-- Begin --

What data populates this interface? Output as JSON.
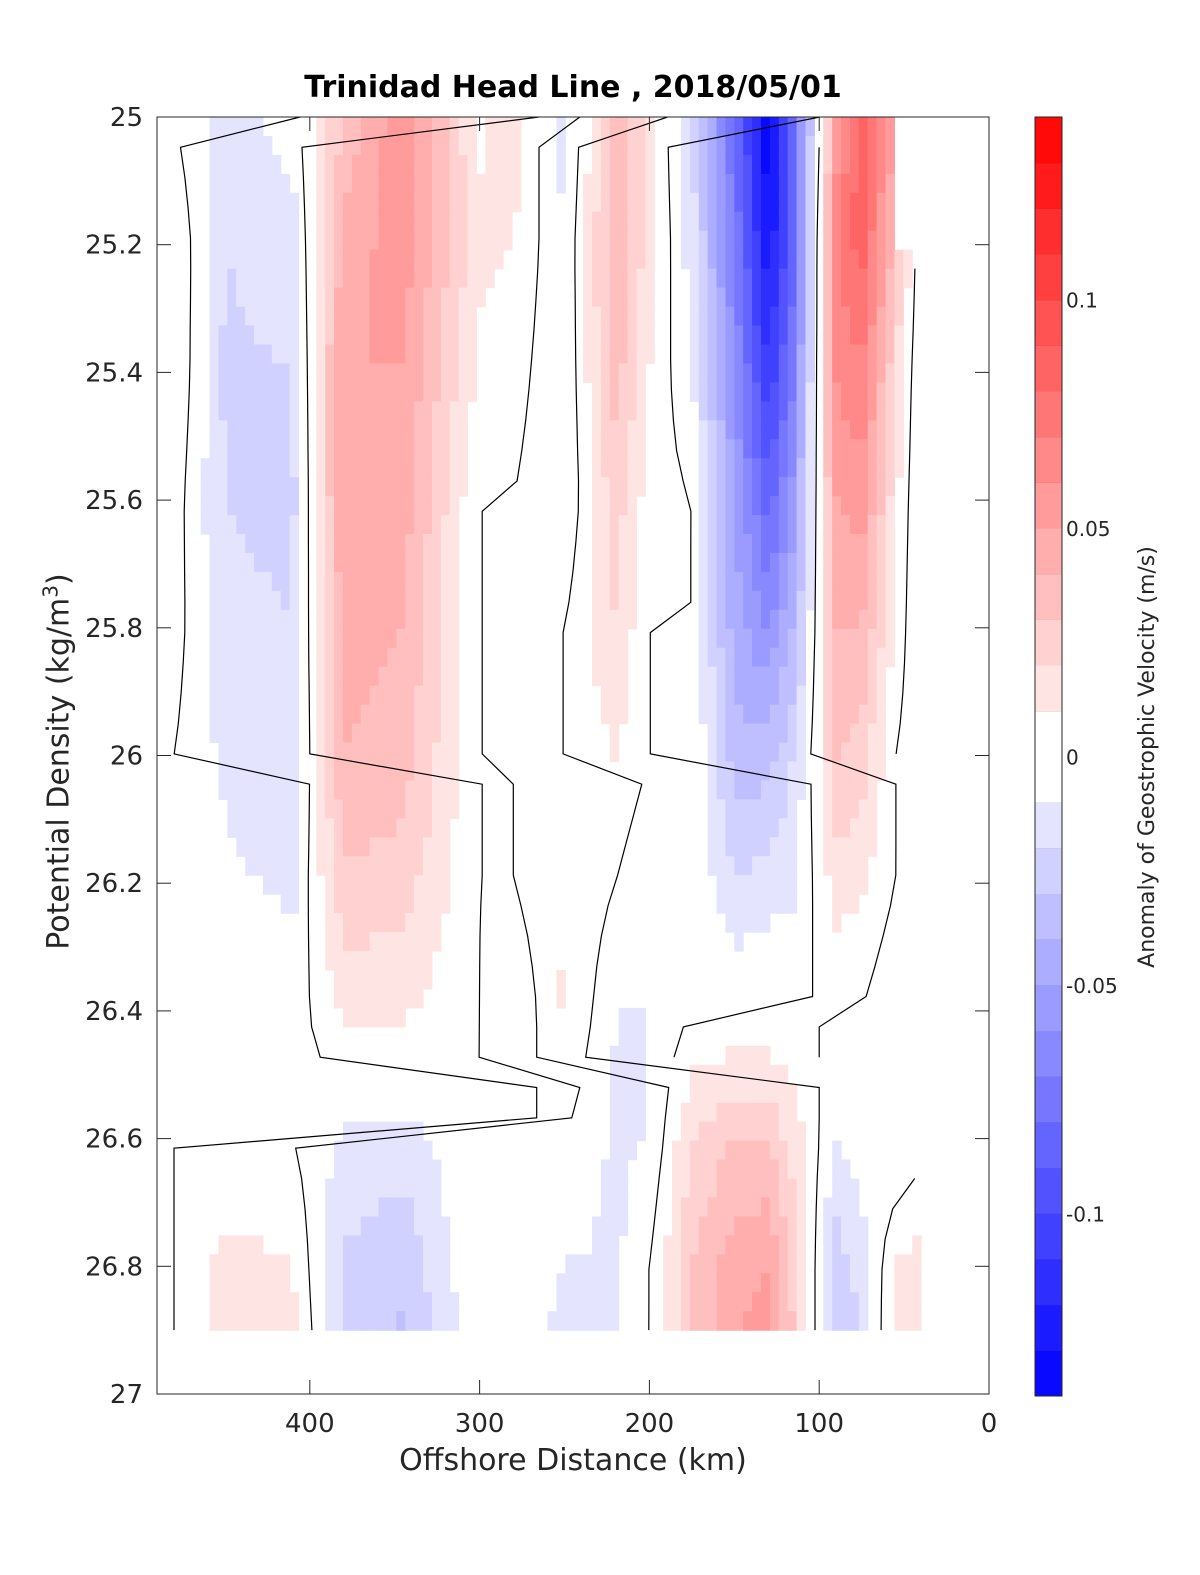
{
  "chart_data": {
    "type": "heatmap",
    "title": "Trinidad Head Line , 2018/05/01",
    "xlabel": "Offshore Distance (km)",
    "ylabel": "Potential Density (kg/m",
    "ylabel_superscript": "3",
    "ylabel_suffix": ")",
    "colorbar_label": "Anomaly of Geostrophic Velocity (m/s)",
    "xlim": [
      490,
      0
    ],
    "ylim": [
      25,
      27
    ],
    "y_reversed": true,
    "x_reversed": true,
    "xticks": [
      400,
      300,
      200,
      100,
      0
    ],
    "xtick_labels": [
      "400",
      "300",
      "200",
      "100",
      "0"
    ],
    "yticks": [
      25,
      25.2,
      25.4,
      25.6,
      25.8,
      26,
      26.2,
      26.4,
      26.6,
      26.8,
      27
    ],
    "ytick_labels": [
      "25",
      "25.2",
      "25.4",
      "25.6",
      "25.8",
      "26",
      "26.2",
      "26.4",
      "26.6",
      "26.8",
      "27"
    ],
    "colorbar": {
      "range": [
        -0.14,
        0.14
      ],
      "ticks": [
        0.1,
        0.05,
        0,
        -0.05,
        -0.1
      ],
      "tick_labels": [
        "0.1",
        "0.05",
        "0",
        "-0.05",
        "-0.1"
      ],
      "levels": 28,
      "colormap": "blue-white-red",
      "neg_color": "#0000ff",
      "pos_color": "#ff0000"
    },
    "x_centers": [
      480,
      450,
      410,
      380,
      345,
      300,
      280,
      250,
      220,
      200,
      175,
      150,
      130,
      115,
      90,
      75,
      55,
      40
    ],
    "y_levels": [
      25.0,
      25.2,
      25.4,
      25.6,
      25.8,
      26.0,
      26.2,
      26.4,
      26.6,
      26.8,
      26.9
    ],
    "series": [
      {
        "name": "x=480",
        "x": 480,
        "values": [
          0,
          0.01,
          0.01,
          0.005,
          0.005,
          0,
          0,
          0,
          0,
          0,
          0
        ]
      },
      {
        "name": "x=450",
        "x": 450,
        "values": [
          -0.015,
          -0.02,
          -0.022,
          -0.02,
          -0.018,
          -0.012,
          -0.008,
          0,
          0,
          0.015,
          0.015
        ]
      },
      {
        "name": "x=410",
        "x": 410,
        "values": [
          -0.005,
          -0.015,
          -0.02,
          -0.022,
          -0.02,
          -0.02,
          -0.012,
          -0.006,
          0,
          0.01,
          0.012
        ]
      },
      {
        "name": "x=380",
        "x": 380,
        "values": [
          0.03,
          0.045,
          0.05,
          0.05,
          0.045,
          0.04,
          0.028,
          0.012,
          -0.012,
          -0.022,
          -0.02
        ]
      },
      {
        "name": "x=345",
        "x": 345,
        "values": [
          0.06,
          0.055,
          0.05,
          0.045,
          0.04,
          0.035,
          0.025,
          0.012,
          -0.015,
          -0.028,
          -0.032
        ]
      },
      {
        "name": "x=300",
        "x": 300,
        "values": [
          0.008,
          0.012,
          0.008,
          0,
          0,
          0,
          0,
          0,
          0,
          0,
          0
        ]
      },
      {
        "name": "x=280",
        "x": 280,
        "values": [
          0.015,
          0.01,
          0.005,
          0,
          0,
          0,
          0,
          -0.01,
          0,
          0,
          0
        ]
      },
      {
        "name": "x=250",
        "x": 250,
        "values": [
          -0.015,
          -0.01,
          -0.01,
          -0.01,
          0,
          0,
          0.01,
          0.012,
          0,
          -0.01,
          -0.015
        ]
      },
      {
        "name": "x=220",
        "x": 220,
        "values": [
          0.035,
          0.04,
          0.035,
          0.025,
          0.02,
          0.01,
          0,
          -0.01,
          -0.012,
          -0.012,
          -0.01
        ]
      },
      {
        "name": "x=200",
        "x": 200,
        "values": [
          0.015,
          0.015,
          0.01,
          0.005,
          0,
          0,
          -0.01,
          -0.01,
          -0.01,
          0,
          0
        ]
      },
      {
        "name": "x=175",
        "x": 175,
        "values": [
          -0.02,
          -0.015,
          -0.01,
          0,
          0,
          0,
          0,
          0,
          0.02,
          0.03,
          0.03
        ]
      },
      {
        "name": "x=150",
        "x": 150,
        "values": [
          -0.08,
          -0.07,
          -0.06,
          -0.05,
          -0.045,
          -0.035,
          -0.02,
          0,
          0.03,
          0.045,
          0.05
        ]
      },
      {
        "name": "x=130",
        "x": 130,
        "values": [
          -0.14,
          -0.13,
          -0.11,
          -0.085,
          -0.06,
          -0.035,
          -0.015,
          0,
          0.03,
          0.05,
          0.055
        ]
      },
      {
        "name": "x=115",
        "x": 115,
        "values": [
          -0.08,
          -0.085,
          -0.07,
          -0.055,
          -0.04,
          -0.02,
          -0.012,
          0,
          0.015,
          0.025,
          0.03
        ]
      },
      {
        "name": "x=90",
        "x": 90,
        "values": [
          0.05,
          0.07,
          0.06,
          0.05,
          0.04,
          0.03,
          0.015,
          0,
          -0.01,
          -0.025,
          -0.03
        ]
      },
      {
        "name": "x=75",
        "x": 75,
        "values": [
          0.09,
          0.085,
          0.07,
          0.055,
          0.04,
          0.025,
          0.012,
          0,
          -0.005,
          -0.015,
          -0.02
        ]
      },
      {
        "name": "x=55",
        "x": 55,
        "values": [
          0.05,
          0.035,
          0.02,
          0.012,
          0.008,
          0,
          0,
          -0.01,
          -0.01,
          0.01,
          0.015
        ]
      },
      {
        "name": "x=40",
        "x": 40,
        "values": [
          null,
          -0.01,
          -0.012,
          -0.012,
          -0.012,
          -0.008,
          -0.005,
          0,
          -0.005,
          0.015,
          0.02
        ]
      }
    ]
  }
}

-- End --

OBJECTIVE:
Every line above should be repeated exactly; pictures stay out of the copy.

EXERCISE OUTPUT:
What data populates this interface? Output as JSON.
{
  "chart_data": {
    "type": "heatmap",
    "title": "Trinidad Head Line , 2018/05/01",
    "xlabel": "Offshore Distance (km)",
    "ylabel": "Potential Density (kg/m",
    "ylabel_superscript": "3",
    "ylabel_suffix": ")",
    "colorbar_label": "Anomaly of Geostrophic Velocity (m/s)",
    "xlim": [
      490,
      0
    ],
    "ylim": [
      25,
      27
    ],
    "y_reversed": true,
    "x_reversed": true,
    "xticks": [
      400,
      300,
      200,
      100,
      0
    ],
    "xtick_labels": [
      "400",
      "300",
      "200",
      "100",
      "0"
    ],
    "yticks": [
      25,
      25.2,
      25.4,
      25.6,
      25.8,
      26,
      26.2,
      26.4,
      26.6,
      26.8,
      27
    ],
    "ytick_labels": [
      "25",
      "25.2",
      "25.4",
      "25.6",
      "25.8",
      "26",
      "26.2",
      "26.4",
      "26.6",
      "26.8",
      "27"
    ],
    "colorbar": {
      "range": [
        -0.14,
        0.14
      ],
      "ticks": [
        0.1,
        0.05,
        0,
        -0.05,
        -0.1
      ],
      "tick_labels": [
        "0.1",
        "0.05",
        "0",
        "-0.05",
        "-0.1"
      ],
      "levels": 28,
      "colormap": "blue-white-red",
      "neg_color": "#0000ff",
      "pos_color": "#ff0000"
    },
    "x_centers": [
      480,
      450,
      410,
      380,
      345,
      300,
      280,
      250,
      220,
      200,
      175,
      150,
      130,
      115,
      90,
      75,
      55,
      40
    ],
    "y_levels": [
      25.0,
      25.2,
      25.4,
      25.6,
      25.8,
      26.0,
      26.2,
      26.4,
      26.6,
      26.8,
      26.9
    ],
    "series": [
      {
        "name": "x=480",
        "x": 480,
        "values": [
          0,
          0.01,
          0.01,
          0.005,
          0.005,
          0,
          0,
          0,
          0,
          0,
          0
        ]
      },
      {
        "name": "x=450",
        "x": 450,
        "values": [
          -0.015,
          -0.02,
          -0.022,
          -0.02,
          -0.018,
          -0.012,
          -0.008,
          0,
          0,
          0.015,
          0.015
        ]
      },
      {
        "name": "x=410",
        "x": 410,
        "values": [
          -0.005,
          -0.015,
          -0.02,
          -0.022,
          -0.02,
          -0.02,
          -0.012,
          -0.006,
          0,
          0.01,
          0.012
        ]
      },
      {
        "name": "x=380",
        "x": 380,
        "values": [
          0.03,
          0.045,
          0.05,
          0.05,
          0.045,
          0.04,
          0.028,
          0.012,
          -0.012,
          -0.022,
          -0.02
        ]
      },
      {
        "name": "x=345",
        "x": 345,
        "values": [
          0.06,
          0.055,
          0.05,
          0.045,
          0.04,
          0.035,
          0.025,
          0.012,
          -0.015,
          -0.028,
          -0.032
        ]
      },
      {
        "name": "x=300",
        "x": 300,
        "values": [
          0.008,
          0.012,
          0.008,
          0,
          0,
          0,
          0,
          0,
          0,
          0,
          0
        ]
      },
      {
        "name": "x=280",
        "x": 280,
        "values": [
          0.015,
          0.01,
          0.005,
          0,
          0,
          0,
          0,
          -0.01,
          0,
          0,
          0
        ]
      },
      {
        "name": "x=250",
        "x": 250,
        "values": [
          -0.015,
          -0.01,
          -0.01,
          -0.01,
          0,
          0,
          0.01,
          0.012,
          0,
          -0.01,
          -0.015
        ]
      },
      {
        "name": "x=220",
        "x": 220,
        "values": [
          0.035,
          0.04,
          0.035,
          0.025,
          0.02,
          0.01,
          0,
          -0.01,
          -0.012,
          -0.012,
          -0.01
        ]
      },
      {
        "name": "x=200",
        "x": 200,
        "values": [
          0.015,
          0.015,
          0.01,
          0.005,
          0,
          0,
          -0.01,
          -0.01,
          -0.01,
          0,
          0
        ]
      },
      {
        "name": "x=175",
        "x": 175,
        "values": [
          -0.02,
          -0.015,
          -0.01,
          0,
          0,
          0,
          0,
          0,
          0.02,
          0.03,
          0.03
        ]
      },
      {
        "name": "x=150",
        "x": 150,
        "values": [
          -0.08,
          -0.07,
          -0.06,
          -0.05,
          -0.045,
          -0.035,
          -0.02,
          0,
          0.03,
          0.045,
          0.05
        ]
      },
      {
        "name": "x=130",
        "x": 130,
        "values": [
          -0.14,
          -0.13,
          -0.11,
          -0.085,
          -0.06,
          -0.035,
          -0.015,
          0,
          0.03,
          0.05,
          0.055
        ]
      },
      {
        "name": "x=115",
        "x": 115,
        "values": [
          -0.08,
          -0.085,
          -0.07,
          -0.055,
          -0.04,
          -0.02,
          -0.012,
          0,
          0.015,
          0.025,
          0.03
        ]
      },
      {
        "name": "x=90",
        "x": 90,
        "values": [
          0.05,
          0.07,
          0.06,
          0.05,
          0.04,
          0.03,
          0.015,
          0,
          -0.01,
          -0.025,
          -0.03
        ]
      },
      {
        "name": "x=75",
        "x": 75,
        "values": [
          0.09,
          0.085,
          0.07,
          0.055,
          0.04,
          0.025,
          0.012,
          0,
          -0.005,
          -0.015,
          -0.02
        ]
      },
      {
        "name": "x=55",
        "x": 55,
        "values": [
          0.05,
          0.035,
          0.02,
          0.012,
          0.008,
          0,
          0,
          -0.01,
          -0.01,
          0.01,
          0.015
        ]
      },
      {
        "name": "x=40",
        "x": 40,
        "values": [
          null,
          -0.01,
          -0.012,
          -0.012,
          -0.012,
          -0.008,
          -0.005,
          0,
          -0.005,
          0.015,
          0.02
        ]
      }
    ]
  }
}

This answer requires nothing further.